**Tasks**
a) Check each statement below against the Windows 8 upgrade thread. For each one, answer yes or no and quote the exact words of the thread that decide it. (i) Leslie has two new computers that can be upgraded for $15 each. (ii) Mike D. is already running Windows 8 on his PC. (iii) NogDog configures Windows 7 to look like Windows XP.
b) In the Windows 8 upgrade thread, Scheherazade expects Windows 8 to be a flop. In one to three sentences, explain why, using the reasoning given in that post.
c) From the Windows 8 upgrade thread, copy the text starting with "## Mike D. aka" and going on through "7 on my PC.".

**Passage shown**
-- BEGIN --
# Windows 8 upgraders?



## Leslie (Apr 7, 2008)

Windows 8 comes out on Friday. I have two new computers that I can upgrade for $15/each but I am not sure I am going to. What are others thinking?

http://www.nytimes.com/2012/10/22/technology/windows-staple-of-most-pcs-gets-a-major-makeover.html?hpw&_r=0


----------



## Ann in Arlington (Oct 27, 2008)

The Hubs mentioned yesterday that he got something from somewhere that offered the upgrade for an obscenely small amount of money -- at least, relative to what Windows OS usually costs. . . . .I'm considering it. . . .he was supposed to send me the link but he didn't so I'm not sure what vendor this was. . . . .MicroCenter, maybe.  There's one not too far from us and I'm thinking it was an 'in store' deal only.


----------



## Leslie (Apr 7, 2008)

If you've bought a Windows 7 computer recently, you can qualify for the $15 here:

http://windows.microsoft.com/en-us/windows/upgrade-offer

I am thinking I might put it on the Ultra-Book to see what's it's like, but hold off on the laptop.

L


----------



## Mike D. aka jmiked (Oct 28, 2008)

I'm not planning on going to Windows 8 at all, at least for the present. I haven't seen any functional improvements that I need (or even that would be nice). Yet.  

I seem to have skipped every other iteration of the OS anyway, and I'm using Win 7 on my PC.

Mike


----------



## Ann in Arlington (Oct 27, 2008)

Leslie said:


> If you've bought a Windows 7 computer recently, you can qualify for the $15 here:
> 
> http://windows.microsoft.com/en-us/windows/upgrade-offer
> 
> ...


Yeah.....my computers aren't that new. 

Sent from my Kindle Fire HD via tapatalk


----------



## NogDog (May 1, 2009)

As someone who configures Windows 7 to look like Windows XP, I have yet to see any reason to upgrade my desktop PC to Windows 8. If I were using something with a touch screen, it might make some sense, but otherwise I've not heard of any must-have features for me -- not that I've been following it real closely, mind you.


----------



## The Hooded Claw (Oct 12, 2009)

No interest here. 

Sent from my DROID RAZR using Tapatalk 2


----------



## gdae23 (Apr 30, 2009)

After reading the NY Times article on the subway this morning, my first thought was it might finally be time for me to take the plunge and switch to Apple.

When my Windows XP PC died about a year ago, I got a Windows 7 laptop, which is doing fine. I never got around to getting a new desktop, at least partly because I found I could do so much just using my iPad. I'm not really in need of any update at the moment, but will go check out Windows 8 in the store soon, just out of sheer curiosity. I'm honestly not sure if I would like it or not. (I'll rely on all you possible early adopters to post reports and help me decide!


----------



## Leslie (Apr 7, 2008)

Does anyone know, if I upgrade to Windows 8 and decide I don't like it, can I go back to Windows 7?

L


----------



## Scheherazade (Apr 11, 2009)

I've heard nothing but bad things about Windows 8... which sort of follows with how they do releases.  Every other release of Windows is horrid, and Windows 7 was actually pretty decent so it's time for another flop.  They seem to be trying to make a single operating System for tablets, phones, laptops, netbooks and desktops... the problem being, not all of these have touch screens and the design is very Touch Screeny.
-- END --
**Raw data**
-- BEGIN --
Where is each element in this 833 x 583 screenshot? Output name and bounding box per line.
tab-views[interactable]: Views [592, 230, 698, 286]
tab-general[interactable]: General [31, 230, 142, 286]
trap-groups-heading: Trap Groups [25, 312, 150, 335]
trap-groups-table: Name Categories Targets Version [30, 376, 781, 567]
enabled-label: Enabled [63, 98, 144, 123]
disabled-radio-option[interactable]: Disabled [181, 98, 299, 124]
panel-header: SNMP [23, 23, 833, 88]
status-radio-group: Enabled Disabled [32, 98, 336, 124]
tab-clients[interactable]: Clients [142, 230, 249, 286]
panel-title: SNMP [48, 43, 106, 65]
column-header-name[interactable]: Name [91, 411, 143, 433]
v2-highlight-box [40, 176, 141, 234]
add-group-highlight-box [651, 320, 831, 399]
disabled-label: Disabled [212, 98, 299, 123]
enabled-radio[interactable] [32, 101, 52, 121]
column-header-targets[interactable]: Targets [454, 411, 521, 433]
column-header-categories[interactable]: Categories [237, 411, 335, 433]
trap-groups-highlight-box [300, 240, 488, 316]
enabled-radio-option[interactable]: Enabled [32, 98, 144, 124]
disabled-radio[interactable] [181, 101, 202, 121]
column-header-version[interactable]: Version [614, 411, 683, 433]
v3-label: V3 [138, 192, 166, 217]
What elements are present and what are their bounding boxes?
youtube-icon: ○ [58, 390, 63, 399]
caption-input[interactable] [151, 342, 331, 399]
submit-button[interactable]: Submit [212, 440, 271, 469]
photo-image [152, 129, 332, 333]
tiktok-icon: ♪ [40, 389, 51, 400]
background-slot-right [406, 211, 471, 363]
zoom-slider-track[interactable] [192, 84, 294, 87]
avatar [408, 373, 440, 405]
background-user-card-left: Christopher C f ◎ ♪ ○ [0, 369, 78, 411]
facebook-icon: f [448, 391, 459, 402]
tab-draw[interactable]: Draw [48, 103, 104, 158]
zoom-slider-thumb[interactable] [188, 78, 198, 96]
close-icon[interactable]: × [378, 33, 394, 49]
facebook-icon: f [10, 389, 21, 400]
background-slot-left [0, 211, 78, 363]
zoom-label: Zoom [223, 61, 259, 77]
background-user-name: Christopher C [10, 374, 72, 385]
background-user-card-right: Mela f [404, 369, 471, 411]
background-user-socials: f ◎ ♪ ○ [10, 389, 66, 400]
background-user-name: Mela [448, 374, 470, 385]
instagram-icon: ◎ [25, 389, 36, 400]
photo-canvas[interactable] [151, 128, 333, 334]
-- END --
**Results of the exercise**
a)
(i) Yes: "I have two new computers that I can upgrade for $15/each"
(ii) No: "I'm using Win 7 on my PC."
(iii) Yes: "As someone who configures Windows 7 to look like Windows XP"

b) Scheherazade says every other Windows release is horrid. Windows 7 was actually pretty decent, so it is time for another flop. Also, Windows 8 seems to be trying to be a single system for tablets, phones, laptops, netbooks and desktops, but its design is very touch-screen oriented and not all of these devices have touch screens.

c)
## Mike D. aka jmiked (Oct 28, 2008)

I'm not planning on going to Windows 8 at all, at least for the present. I haven't seen any functional improvements that I need (or even that would be nice). Yet.  

I seem to have skipped every other iteration of the OS anyway, and I'm using Win 7 on my PC.